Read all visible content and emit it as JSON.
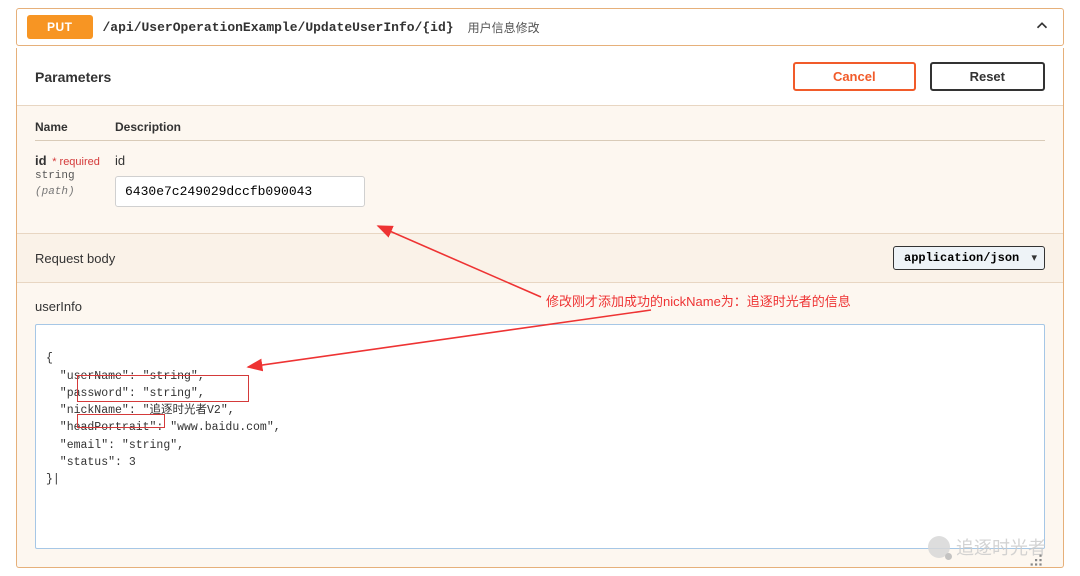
{
  "operation": {
    "method": "PUT",
    "path": "/api/UserOperationExample/UpdateUserInfo/{id}",
    "summary": "用户信息修改"
  },
  "actions": {
    "cancel": "Cancel",
    "reset": "Reset"
  },
  "params": {
    "heading": "Parameters",
    "name_header": "Name",
    "desc_header": "Description",
    "items": [
      {
        "name": "id",
        "required_label": "* required",
        "type": "string",
        "in": "(path)",
        "description": "id",
        "value": "6430e7c249029dccfb090043"
      }
    ]
  },
  "request_body": {
    "label": "Request body",
    "content_type": "application/json",
    "field_label": "userInfo",
    "body_lines": [
      "{",
      "  \"userName\": \"string\",",
      "  \"password\": \"string\",",
      "  \"nickName\": \"追逐时光者V2\",",
      "  \"headPortrait\": \"www.baidu.com\",",
      "  \"email\": \"string\",",
      "  \"status\": 3",
      "}|"
    ]
  },
  "annotation": {
    "text": "修改刚才添加成功的nickName为：追逐时光者的信息"
  },
  "watermark": {
    "text": "追逐时光者"
  }
}
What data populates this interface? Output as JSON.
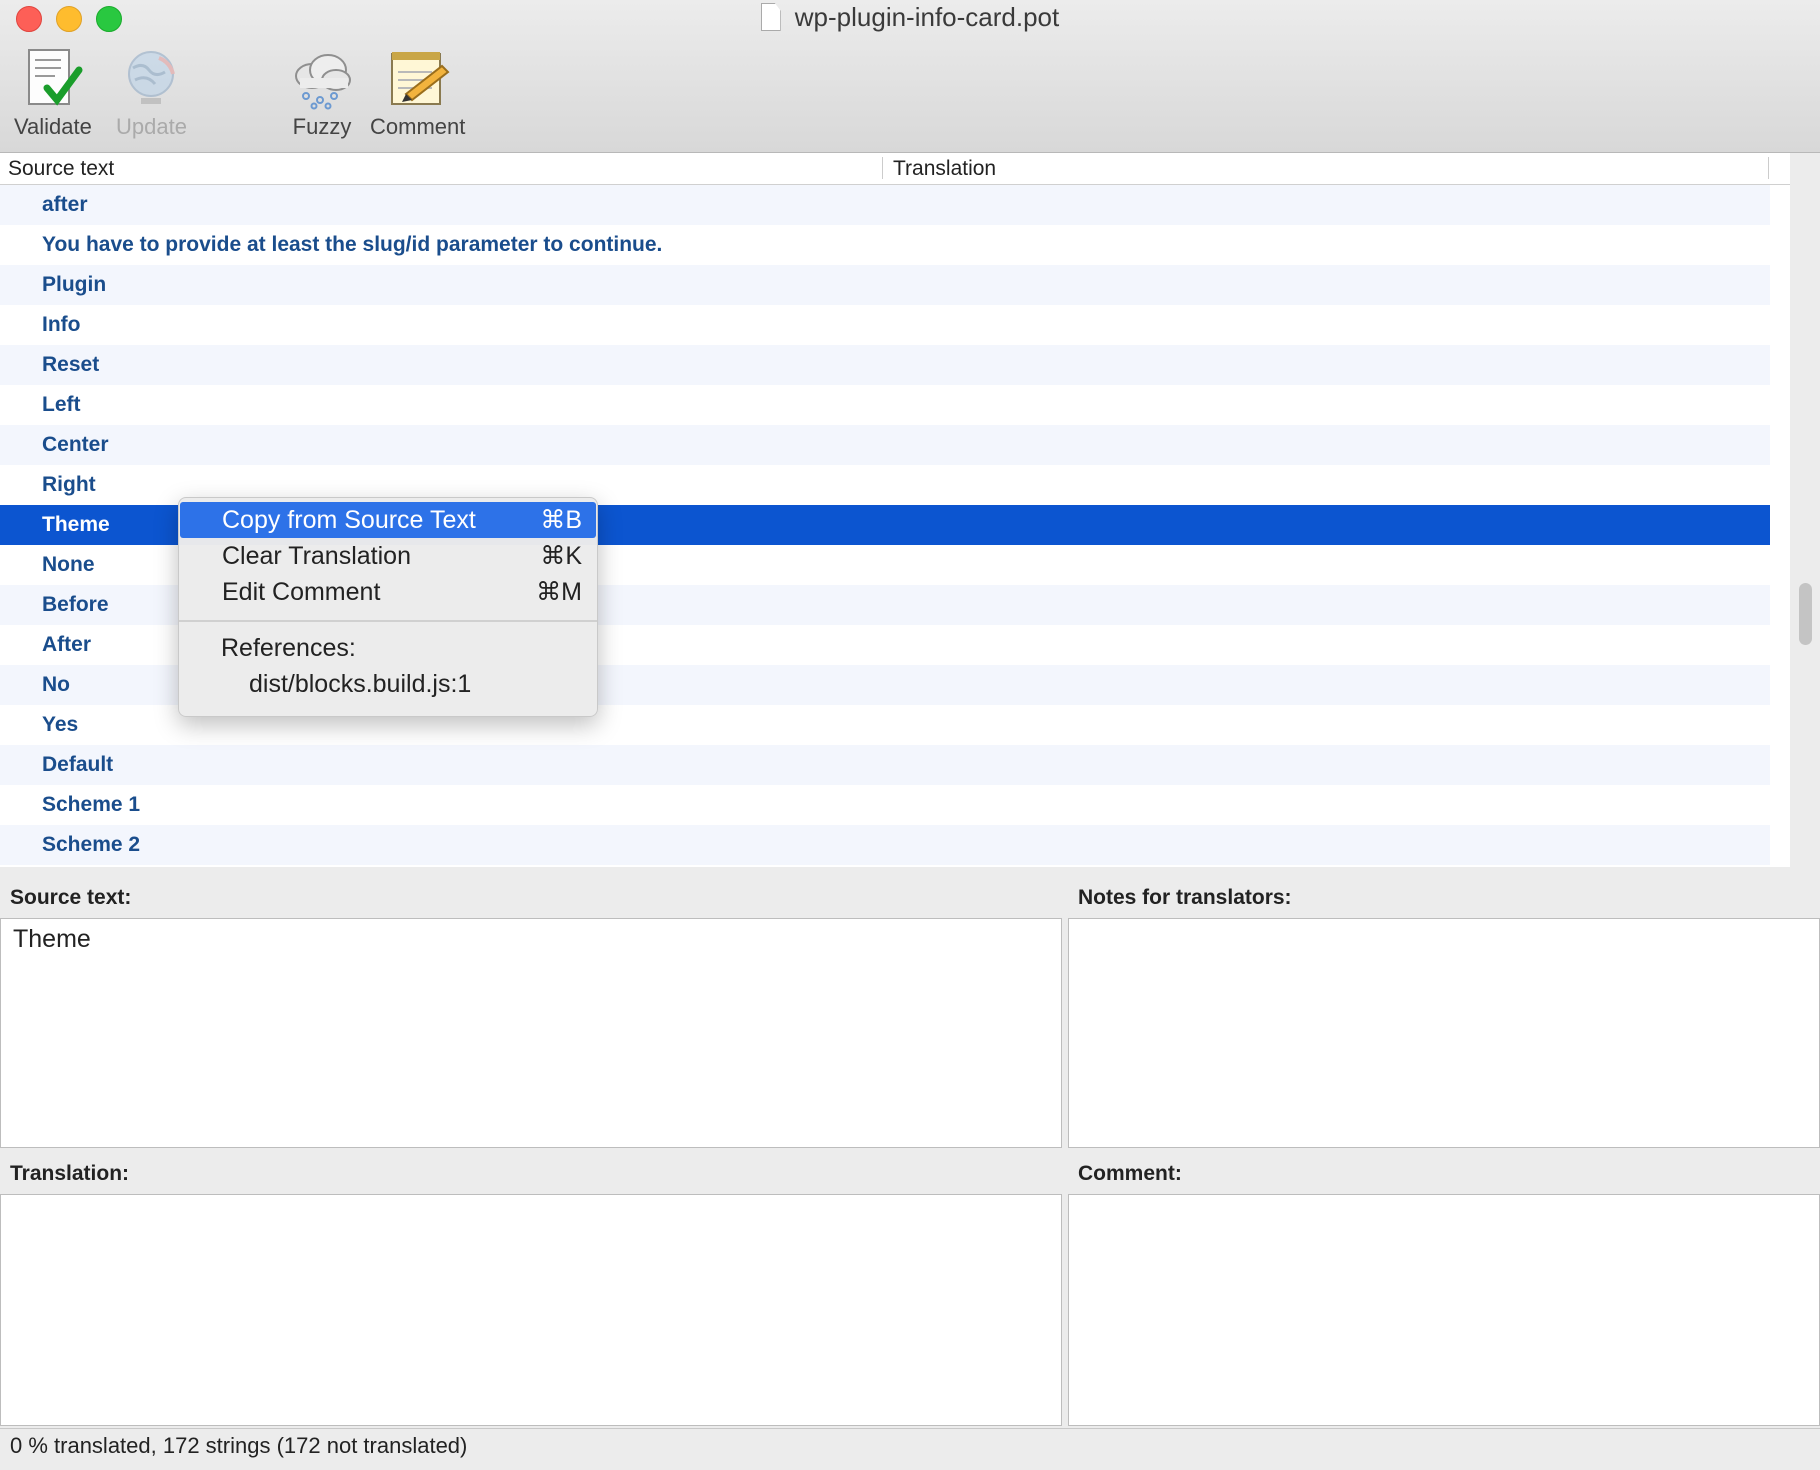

◆ ◆ ◆ ◆ ◆ ◆ ◆

## WRITTEN PROBLEM
How many lines of the listing above include the word "string"? State the number and nothing else.

## WRITTEN SOLUTION
4